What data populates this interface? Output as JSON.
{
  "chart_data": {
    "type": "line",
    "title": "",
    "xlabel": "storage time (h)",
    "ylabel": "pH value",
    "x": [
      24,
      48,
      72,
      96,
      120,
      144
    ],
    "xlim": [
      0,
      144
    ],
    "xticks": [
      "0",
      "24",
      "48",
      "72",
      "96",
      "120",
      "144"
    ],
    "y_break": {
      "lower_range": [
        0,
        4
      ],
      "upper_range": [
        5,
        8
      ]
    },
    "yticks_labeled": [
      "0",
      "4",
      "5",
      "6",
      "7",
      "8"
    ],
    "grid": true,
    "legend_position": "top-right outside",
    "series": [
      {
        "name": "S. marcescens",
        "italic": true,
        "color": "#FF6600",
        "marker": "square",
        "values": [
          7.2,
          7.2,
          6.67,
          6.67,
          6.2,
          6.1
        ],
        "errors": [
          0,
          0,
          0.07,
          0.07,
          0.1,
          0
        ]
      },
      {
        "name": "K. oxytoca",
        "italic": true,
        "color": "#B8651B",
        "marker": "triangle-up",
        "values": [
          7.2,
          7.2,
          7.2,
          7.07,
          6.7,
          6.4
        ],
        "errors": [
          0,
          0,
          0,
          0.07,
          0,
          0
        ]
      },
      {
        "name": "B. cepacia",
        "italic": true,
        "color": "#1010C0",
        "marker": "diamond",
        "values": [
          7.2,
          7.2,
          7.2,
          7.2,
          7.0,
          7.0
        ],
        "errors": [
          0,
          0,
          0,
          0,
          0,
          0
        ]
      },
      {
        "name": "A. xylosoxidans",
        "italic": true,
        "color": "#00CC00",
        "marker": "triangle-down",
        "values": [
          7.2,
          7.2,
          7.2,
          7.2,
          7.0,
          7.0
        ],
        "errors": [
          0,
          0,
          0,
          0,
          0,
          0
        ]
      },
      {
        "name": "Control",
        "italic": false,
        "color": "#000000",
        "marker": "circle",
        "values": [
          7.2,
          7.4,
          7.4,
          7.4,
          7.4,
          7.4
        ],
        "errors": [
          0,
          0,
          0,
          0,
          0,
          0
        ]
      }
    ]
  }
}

^^^^

**TO DO**
Repeat the records above in full, character for character.

**TASK RESPONSE**
What data populates this interface? Output as JSON.
{
  "chart_data": {
    "type": "line",
    "title": "",
    "xlabel": "storage time (h)",
    "ylabel": "pH value",
    "x": [
      24,
      48,
      72,
      96,
      120,
      144
    ],
    "xlim": [
      0,
      144
    ],
    "xticks": [
      "0",
      "24",
      "48",
      "72",
      "96",
      "120",
      "144"
    ],
    "y_break": {
      "lower_range": [
        0,
        4
      ],
      "upper_range": [
        5,
        8
      ]
    },
    "yticks_labeled": [
      "0",
      "4",
      "5",
      "6",
      "7",
      "8"
    ],
    "grid": true,
    "legend_position": "top-right outside",
    "series": [
      {
        "name": "S. marcescens",
        "italic": true,
        "color": "#FF6600",
        "marker": "square",
        "values": [
          7.2,
          7.2,
          6.67,
          6.67,
          6.2,
          6.1
        ],
        "errors": [
          0,
          0,
          0.07,
          0.07,
          0.1,
          0
        ]
      },
      {
        "name": "K. oxytoca",
        "italic": true,
        "color": "#B8651B",
        "marker": "triangle-up",
        "values": [
          7.2,
          7.2,
          7.2,
          7.07,
          6.7,
          6.4
        ],
        "errors": [
          0,
          0,
          0,
          0.07,
          0,
          0
        ]
      },
      {
        "name": "B. cepacia",
        "italic": true,
        "color": "#1010C0",
        "marker": "diamond",
        "values": [
          7.2,
          7.2,
          7.2,
          7.2,
          7.0,
          7.0
        ],
        "errors": [
          0,
          0,
          0,
          0,
          0,
          0
        ]
      },
      {
        "name": "A. xylosoxidans",
        "italic": true,
        "color": "#00CC00",
        "marker": "triangle-down",
        "values": [
          7.2,
          7.2,
          7.2,
          7.2,
          7.0,
          7.0
        ],
        "errors": [
          0,
          0,
          0,
          0,
          0,
          0
        ]
      },
      {
        "name": "Control",
        "italic": false,
        "color": "#000000",
        "marker": "circle",
        "values": [
          7.2,
          7.4,
          7.4,
          7.4,
          7.4,
          7.4
        ],
        "errors": [
          0,
          0,
          0,
          0,
          0,
          0
        ]
      }
    ]
  }
}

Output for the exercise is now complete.